START

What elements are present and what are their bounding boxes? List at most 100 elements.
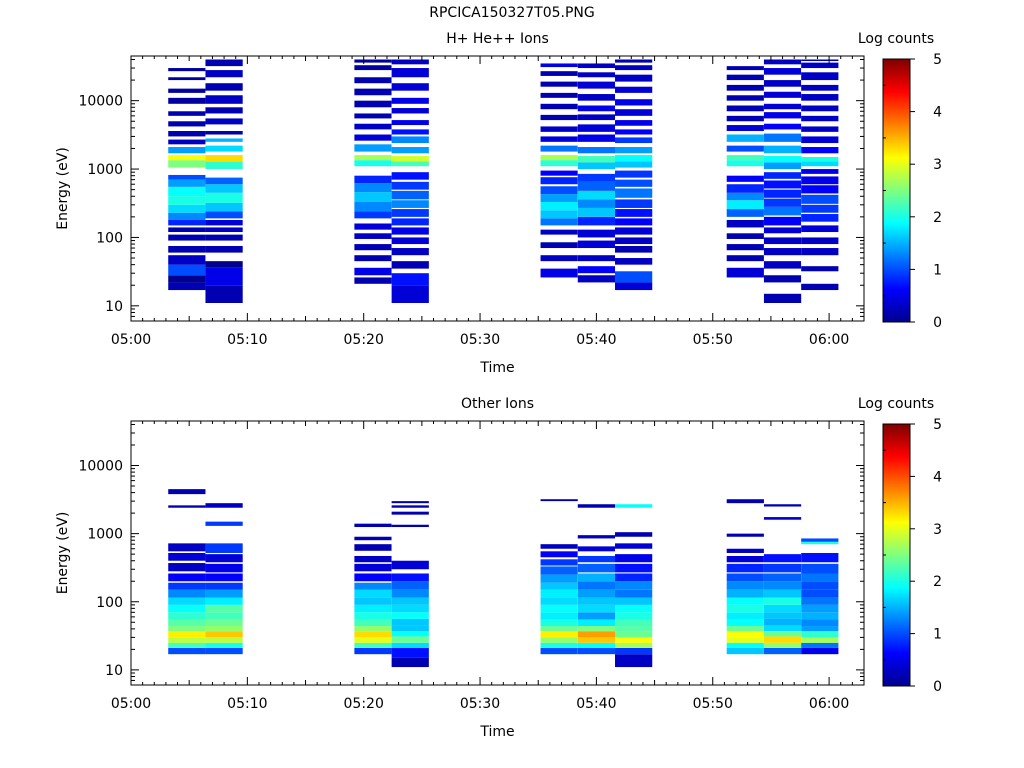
heatmap-cell	[205, 543, 243, 553]
heatmap-cell	[763, 103, 802, 110]
heatmap-cell	[801, 105, 839, 112]
heatmap-cell	[354, 555, 392, 563]
x-tick-label: 05:40	[576, 332, 616, 348]
heatmap-cell	[354, 255, 392, 262]
heatmap-cell	[540, 177, 578, 185]
figure-title: RPCICA150327T05.PNG	[429, 5, 595, 21]
spectrum-column	[540, 63, 578, 278]
heatmap-cell	[354, 563, 392, 572]
heatmap-cell	[540, 210, 578, 219]
heatmap-cell	[540, 268, 578, 278]
heatmap-cell	[168, 505, 206, 508]
heatmap-cell	[391, 642, 429, 648]
heatmap-cell	[205, 227, 243, 233]
heatmap-cell	[615, 109, 653, 116]
heatmap-cell	[577, 546, 616, 552]
heatmap-cell	[391, 505, 429, 508]
heatmap-cell	[763, 275, 802, 283]
heatmap-cell	[577, 604, 616, 613]
heatmap-cell	[354, 573, 392, 582]
colorbar-tick-label: 5	[933, 52, 942, 68]
heatmap-cell	[540, 619, 578, 627]
heatmap-cell	[168, 589, 206, 598]
x-tick-label: 05:20	[344, 696, 384, 712]
heatmap-cell	[763, 293, 802, 303]
heatmap-cell	[205, 184, 243, 193]
heatmap-cell	[391, 631, 429, 637]
x-tick-label: 06:00	[809, 696, 849, 712]
heatmap-cell	[615, 188, 653, 198]
heatmap-cell	[540, 637, 578, 643]
heatmap-cell	[615, 642, 653, 648]
heatmap-cell	[391, 560, 429, 570]
heatmap-cell	[354, 59, 392, 63]
heatmap-cell	[540, 160, 578, 167]
heatmap-cell	[615, 170, 653, 178]
heatmap-cell	[354, 277, 392, 284]
heatmap-cell	[763, 68, 802, 75]
heatmap-cell	[763, 248, 802, 256]
heatmap-cell	[615, 199, 653, 208]
heatmap-cell	[763, 504, 802, 507]
colorbar-tick-label: 3	[933, 157, 942, 173]
heatmap-cell	[726, 555, 764, 563]
heatmap-cell	[354, 267, 392, 276]
heatmap-cell	[577, 114, 616, 121]
x-tick-label: 05:40	[576, 696, 616, 712]
heatmap-cell	[726, 626, 764, 632]
heatmap-cell	[726, 563, 764, 573]
heatmap-cell	[168, 255, 206, 265]
heatmap-cell	[205, 631, 243, 638]
heatmap-cell	[391, 147, 429, 154]
heatmap-cell	[205, 118, 243, 125]
heatmap-cell	[391, 190, 429, 200]
x-tick-label: 05:50	[693, 332, 733, 348]
y-tick-label: 100	[96, 595, 123, 611]
heatmap-cell	[801, 72, 839, 81]
heatmap-cell	[577, 597, 616, 605]
heatmap-cell	[354, 612, 392, 620]
heatmap-cell	[354, 88, 392, 96]
colorbar-tick-label: 5	[933, 417, 942, 433]
heatmap-cell	[726, 66, 764, 71]
heatmap-cell	[615, 99, 653, 106]
heatmap-cell	[726, 573, 764, 582]
heatmap-cell	[391, 589, 429, 598]
heatmap-cell	[763, 261, 802, 269]
y-tick-label: 10	[105, 299, 123, 315]
heatmap-cell	[168, 597, 206, 605]
heatmap-cell	[801, 147, 839, 154]
heatmap-cell	[168, 637, 206, 643]
heatmap-cell	[577, 162, 616, 170]
heatmap-cell	[168, 612, 206, 620]
heatmap-cell	[540, 255, 578, 262]
heatmap-cell	[354, 233, 392, 239]
heatmap-cell	[801, 248, 839, 256]
heatmap-cell	[391, 636, 429, 643]
heatmap-cell	[801, 573, 839, 582]
heatmap-cell	[577, 207, 616, 217]
heatmap-cell	[354, 536, 392, 541]
heatmap-cell	[540, 647, 578, 655]
heatmap-cell	[354, 223, 392, 230]
heatmap-cell	[354, 523, 392, 528]
heatmap-cell	[168, 196, 206, 205]
colorbar-tick-label: 1	[933, 627, 942, 643]
heatmap-cell	[205, 604, 243, 613]
heatmap-cell	[726, 631, 764, 638]
heatmap-cell	[615, 155, 653, 162]
heatmap-cell	[726, 637, 764, 643]
heatmap-cell	[801, 194, 839, 204]
heatmap-cell	[577, 173, 616, 182]
heatmap-cell	[726, 244, 764, 251]
heatmap-cell	[205, 202, 243, 212]
heatmap-cell	[168, 626, 206, 632]
heatmap-cell	[615, 647, 653, 655]
heatmap-cell	[168, 647, 206, 655]
y-tick-label: 10	[105, 663, 123, 679]
y-tick-label: 10000	[78, 94, 123, 110]
heatmap-cell	[763, 597, 802, 605]
heatmap-cell	[205, 647, 243, 655]
heatmap-cell	[168, 77, 206, 81]
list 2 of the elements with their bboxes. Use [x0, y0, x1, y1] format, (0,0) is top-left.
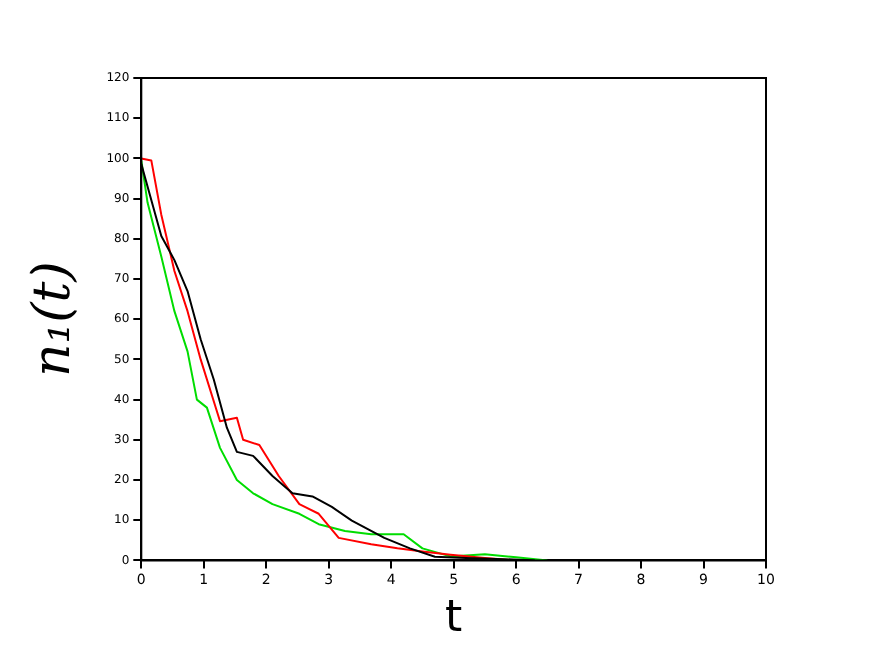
y-axis-title: n₁(t): [22, 261, 83, 378]
x-axis-title: t: [445, 593, 464, 644]
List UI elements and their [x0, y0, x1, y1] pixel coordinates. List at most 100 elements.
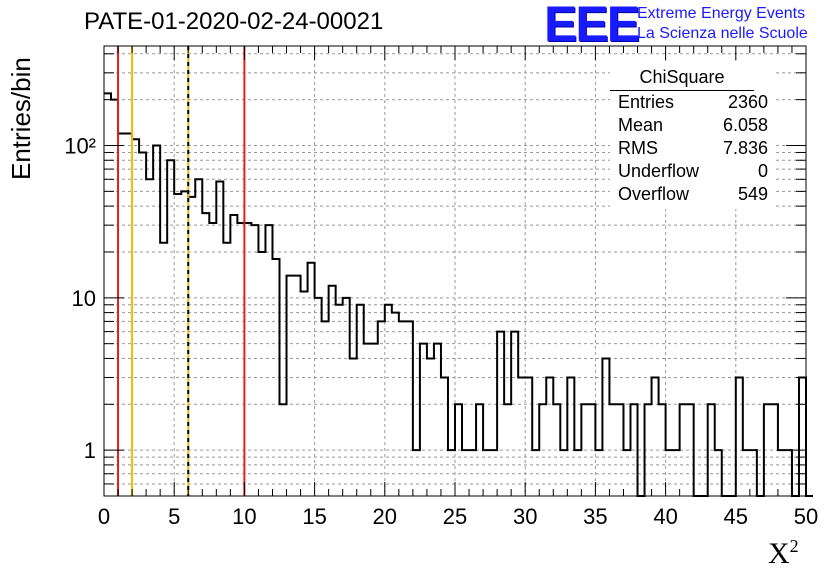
stats-value: 6.058 [722, 115, 768, 135]
histogram-bin [153, 145, 160, 496]
histogram-bin [378, 321, 385, 496]
histogram-bin [336, 305, 343, 496]
histogram-bin [602, 358, 609, 496]
chart-title: PATE-01-2020-02-24-00021 [84, 8, 384, 35]
stats-label: Entries [618, 92, 675, 112]
histogram-bin [371, 344, 378, 496]
histogram-bin [750, 450, 757, 496]
stats-row: RMS 7.836 [610, 137, 776, 160]
histogram-bin [785, 450, 792, 496]
histogram-bin [301, 292, 308, 496]
histogram-bin [385, 305, 392, 496]
histogram-bin [392, 313, 399, 496]
stats-label: RMS [618, 138, 658, 158]
histogram-bin [406, 321, 413, 496]
histogram-bin [188, 197, 195, 496]
stats-label: Mean [618, 115, 664, 135]
histogram-bin [308, 263, 315, 496]
histogram-bin [195, 179, 202, 496]
x-tick-label: 10 [232, 504, 256, 529]
histogram-bin [546, 377, 553, 496]
histogram-bin [631, 404, 638, 496]
reference-lines [117, 46, 246, 496]
histogram-bin [652, 377, 659, 496]
x-tick-labels: 0 5 10 15 20 25 30 35 40 45 50 [98, 504, 818, 529]
histogram-bin [666, 450, 673, 496]
histogram-bin [244, 223, 251, 496]
histogram-bin [595, 450, 602, 496]
histogram-bin [497, 332, 504, 496]
histogram-bin [322, 321, 329, 496]
stats-rows: Entries 2360 Mean 6.058 RMS 7.836 Underflow 0 Ov… [610, 91, 776, 206]
histogram-bin [588, 404, 595, 496]
histogram-bin [511, 332, 518, 496]
histogram-bin [343, 298, 350, 496]
histogram-bin [708, 404, 715, 496]
histogram-bin [420, 344, 427, 496]
histogram-bin [623, 450, 630, 496]
histogram-bars [104, 92, 814, 497]
histogram-bin [455, 404, 462, 496]
stats-value: 7.836 [722, 138, 768, 158]
histogram-bin [399, 321, 406, 496]
histogram-bin [230, 215, 237, 496]
x-tick-label: 40 [653, 504, 677, 529]
histogram-bin [659, 404, 666, 496]
histogram-bin [237, 223, 244, 496]
x-tick-label: 5 [168, 504, 180, 529]
eee-logo: EEE [544, 0, 640, 52]
histogram-bin [216, 182, 223, 496]
histogram-bin [160, 243, 167, 496]
histogram-bin [350, 358, 357, 496]
histogram-bin [280, 404, 287, 496]
histogram-bin [645, 404, 652, 496]
logo-caption-line2: La Scienza nelle Scuole [637, 25, 808, 42]
stats-row: Overflow 549 [610, 183, 776, 206]
histogram-bin [560, 450, 567, 496]
histogram-bin [223, 243, 230, 496]
histogram-bin [462, 450, 469, 496]
x-tick-label: 30 [513, 504, 537, 529]
x-tick-label: 50 [794, 504, 818, 529]
histogram-bin [567, 377, 574, 496]
histogram-bin [736, 377, 743, 496]
stats-value: 0 [757, 161, 768, 181]
logo-caption: Extreme Energy Events La Scienza nelle S… [637, 4, 808, 44]
histogram-bin [687, 404, 694, 496]
histogram-bin [139, 152, 146, 496]
histogram-bin [680, 404, 687, 496]
logo-caption-line1: Extreme Energy Events [637, 5, 806, 22]
histogram-bin [209, 223, 216, 496]
histogram-bin [434, 344, 441, 496]
histogram-bin [258, 252, 265, 496]
histogram-bin [771, 404, 778, 496]
stats-label: Overflow [618, 184, 690, 204]
histogram-bin [778, 450, 785, 496]
histogram-bin [715, 450, 722, 496]
histogram-bin [181, 191, 188, 496]
histogram-bin [539, 404, 546, 496]
histogram-bin [427, 358, 434, 496]
histogram-step-line [104, 92, 814, 497]
histogram-bin [764, 404, 771, 496]
histogram-bin [364, 344, 371, 496]
x-axis-label-base: X [768, 537, 790, 570]
histogram-bin [167, 160, 174, 496]
y-tick-label: 10 [72, 286, 96, 311]
stats-row: Entries 2360 [610, 91, 776, 114]
histogram-bin [413, 450, 420, 496]
x-tick-label: 45 [724, 504, 748, 529]
y-axis-label: Entries/bin [6, 57, 36, 180]
histogram-bin [483, 450, 490, 496]
histogram-bin [553, 404, 560, 496]
stats-row: Underflow 0 [610, 160, 776, 183]
x-tick-label: 0 [98, 504, 110, 529]
histogram-bin [518, 377, 525, 496]
histogram-bin [490, 450, 497, 496]
y-tick-label: 1 [84, 438, 96, 463]
histogram-bin [118, 133, 125, 496]
histogram-bin [673, 450, 680, 496]
histogram-bin [294, 276, 301, 496]
histogram-bin [357, 305, 364, 496]
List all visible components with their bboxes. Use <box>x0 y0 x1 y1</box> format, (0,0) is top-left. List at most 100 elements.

END

What is asked:
List every line in the records above that contains the string "format".

The response:
list 2 of the elements with their bboxes. Use [x0, y0, x1, y1] format, (0,0) is top-left.
List all visible components with their bboxes. Use <box>x0 y0 x1 y1</box> format, (0,0) is top-left. List at most 100 elements.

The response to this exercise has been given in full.